— Begin —

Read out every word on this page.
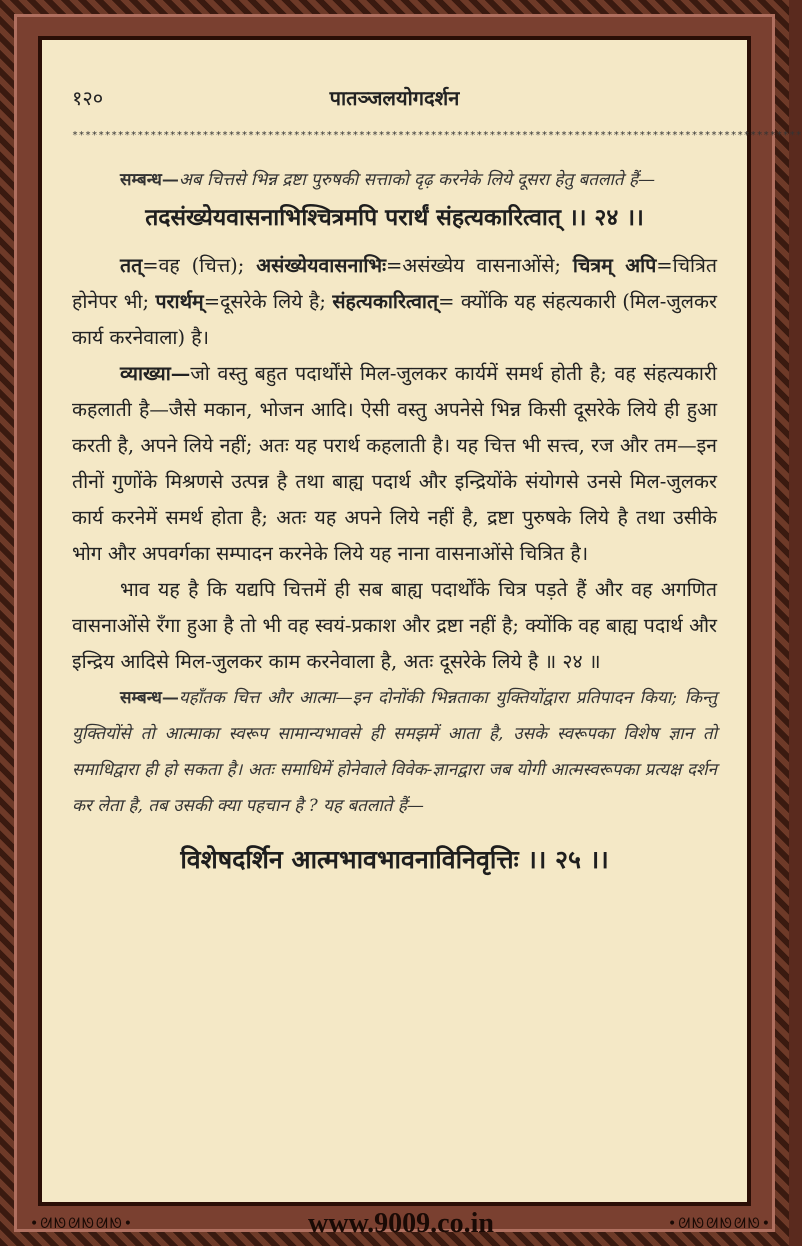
१२०	पातञ्जलयोगदर्शन
****************************************************************************************************************

सम्बन्ध—अब चित्तसे भिन्न द्रष्टा पुरुषकी सत्ताको दृढ़ करनेके लिये दूसरा हेतु बतलाते हैं—

तदसंख्येयवासनाभिश्चित्रमपि परार्थं संहत्यकारित्वात् ।। २४ ।।

तत्=वह (चित्त); असंख्येयवासनाभिः=असंख्येय वासनाओंसे; चित्रम् अपि=चित्रित होनेपर भी; परार्थम्=दूसरेके लिये है; संहत्यकारित्वात्= क्योंकि यह संहत्यकारी (मिल-जुलकर कार्य करनेवाला) है।

व्याख्या—जो वस्तु बहुत पदार्थोंसे मिल-जुलकर कार्यमें समर्थ होती है; वह संहत्यकारी कहलाती है—जैसे मकान, भोजन आदि। ऐसी वस्तु अपनेसे भिन्न किसी दूसरेके लिये ही हुआ करती है, अपने लिये नहीं; अतः यह परार्थ कहलाती है। यह चित्त भी सत्त्व, रज और तम—इन तीनों गुणोंके मिश्रणसे उत्पन्न है तथा बाह्य पदार्थ और इन्द्रियोंके संयोगसे उनसे मिल-जुलकर कार्य करनेमें समर्थ होता है; अतः यह अपने लिये नहीं है, द्रष्टा पुरुषके लिये है तथा उसीके भोग और अपवर्गका सम्पादन करनेके लिये यह नाना वासनाओंसे चित्रित है।

भाव यह है कि यद्यपि चित्तमें ही सब बाह्य पदार्थोंके चित्र पड़ते हैं और वह अगणित वासनाओंसे रँगा हुआ है तो भी वह स्वयं-प्रकाश और द्रष्टा नहीं है; क्योंकि वह बाह्य पदार्थ और इन्द्रिय आदिसे मिल-जुलकर काम करनेवाला है, अतः दूसरेके लिये है ॥ २४ ॥

सम्बन्ध—यहाँतक चित्त और आत्मा—इन दोनोंकी भिन्नताका युक्तियोंद्वारा प्रतिपादन किया; किन्तु युक्तियोंसे तो आत्माका स्वरूप सामान्यभावसे ही समझमें आता है, उसके स्वरूपका विशेष ज्ञान तो समाधिद्वारा ही हो सकता है। अतः समाधिमें होनेवाले विवेक-ज्ञानद्वारा जब योगी आत्मस्वरूपका प्रत्यक्ष दर्शन कर लेता है, तब उसकी क्या पहचान है ? यह बतलाते हैं—

विशेषदर्शिन आत्मभावभावनाविनिवृत्तिः ।। २५ ।।
•ᘛᘚᘛᘚᘛᘚ•	www.9009.co.in	•ᘛᘚᘛᘚᘛᘚ•
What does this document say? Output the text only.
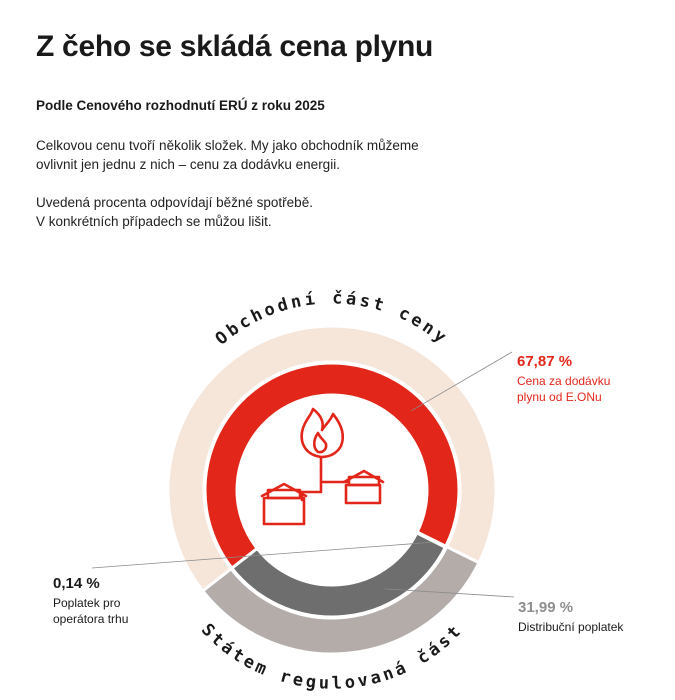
Z čeho se skládá cena plynu

Podle Cenového rozhodnutí ERÚ z roku 2025

Celkovou cenu tvoří několik složek. My jako obchodník můžeme
ovlivnit jen jednu z nich – cenu za dodávku energii.

Uvedená procenta odpovídají běžné spotřebě.
V konkrétních případech se můžou lišit.

Obchodní část ceny
Státem regulovaná část
67,87 %
Cena za dodávku
plynu od E.ONu
0,14 %
Poplatek pro
operátora trhu
31,99 %
Distribuční poplatek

— End —

PROBLEM TO WORK ON: Every entry above is to be set down exactly; the pictures are to be left out.

TASK ANSWER:
Read out every word on this page.
१२०	पातञ्जलयोगदर्शन
****************************************************************************************************************

सम्बन्ध—अब चित्तसे भिन्न द्रष्टा पुरुषकी सत्ताको दृढ़ करनेके लिये दूसरा हेतु बतलाते हैं—

तदसंख्येयवासनाभिश्चित्रमपि परार्थं संहत्यकारित्वात् ।। २४ ।।

तत्=वह (चित्त); असंख्येयवासनाभिः=असंख्येय वासनाओंसे; चित्रम् अपि=चित्रित होनेपर भी; परार्थम्=दूसरेके लिये है; संहत्यकारित्वात्= क्योंकि यह संहत्यकारी (मिल-जुलकर कार्य करनेवाला) है।

व्याख्या—जो वस्तु बहुत पदार्थोंसे मिल-जुलकर कार्यमें समर्थ होती है; वह संहत्यकारी कहलाती है—जैसे मकान, भोजन आदि। ऐसी वस्तु अपनेसे भिन्न किसी दूसरेके लिये ही हुआ करती है, अपने लिये नहीं; अतः यह परार्थ कहलाती है। यह चित्त भी सत्त्व, रज और तम—इन तीनों गुणोंके मिश्रणसे उत्पन्न है तथा बाह्य पदार्थ और इन्द्रियोंके संयोगसे उनसे मिल-जुलकर कार्य करनेमें समर्थ होता है; अतः यह अपने लिये नहीं है, द्रष्टा पुरुषके लिये है तथा उसीके भोग और अपवर्गका सम्पादन करनेके लिये यह नाना वासनाओंसे चित्रित है।

भाव यह है कि यद्यपि चित्तमें ही सब बाह्य पदार्थोंके चित्र पड़ते हैं और वह अगणित वासनाओंसे रँगा हुआ है तो भी वह स्वयं-प्रकाश और द्रष्टा नहीं है; क्योंकि वह बाह्य पदार्थ और इन्द्रिय आदिसे मिल-जुलकर काम करनेवाला है, अतः दूसरेके लिये है ॥ २४ ॥

सम्बन्ध—यहाँतक चित्त और आत्मा—इन दोनोंकी भिन्नताका युक्तियोंद्वारा प्रतिपादन किया; किन्तु युक्तियोंसे तो आत्माका स्वरूप सामान्यभावसे ही समझमें आता है, उसके स्वरूपका विशेष ज्ञान तो समाधिद्वारा ही हो सकता है। अतः समाधिमें होनेवाले विवेक-ज्ञानद्वारा जब योगी आत्मस्वरूपका प्रत्यक्ष दर्शन कर लेता है, तब उसकी क्या पहचान है ? यह बतलाते हैं—

विशेषदर्शिन आत्मभावभावनाविनिवृत्तिः ।। २५ ।।
•ᘛᘚᘛᘚᘛᘚ•	www.9009.co.in	•ᘛᘚᘛᘚᘛᘚ•
What does this document say? Output the text only.
Z čeho se skládá cena plynu

Podle Cenového rozhodnutí ERÚ z roku 2025

Celkovou cenu tvoří několik složek. My jako obchodník můžeme
ovlivnit jen jednu z nich – cenu za dodávku energii.

Uvedená procenta odpovídají běžné spotřebě.
V konkrétních případech se můžou lišit.

Obchodní část ceny
Státem regulovaná část
67,87 %
Cena za dodávku
plynu od E.ONu
0,14 %
Poplatek pro
operátora trhu
31,99 %
Distribuční poplatek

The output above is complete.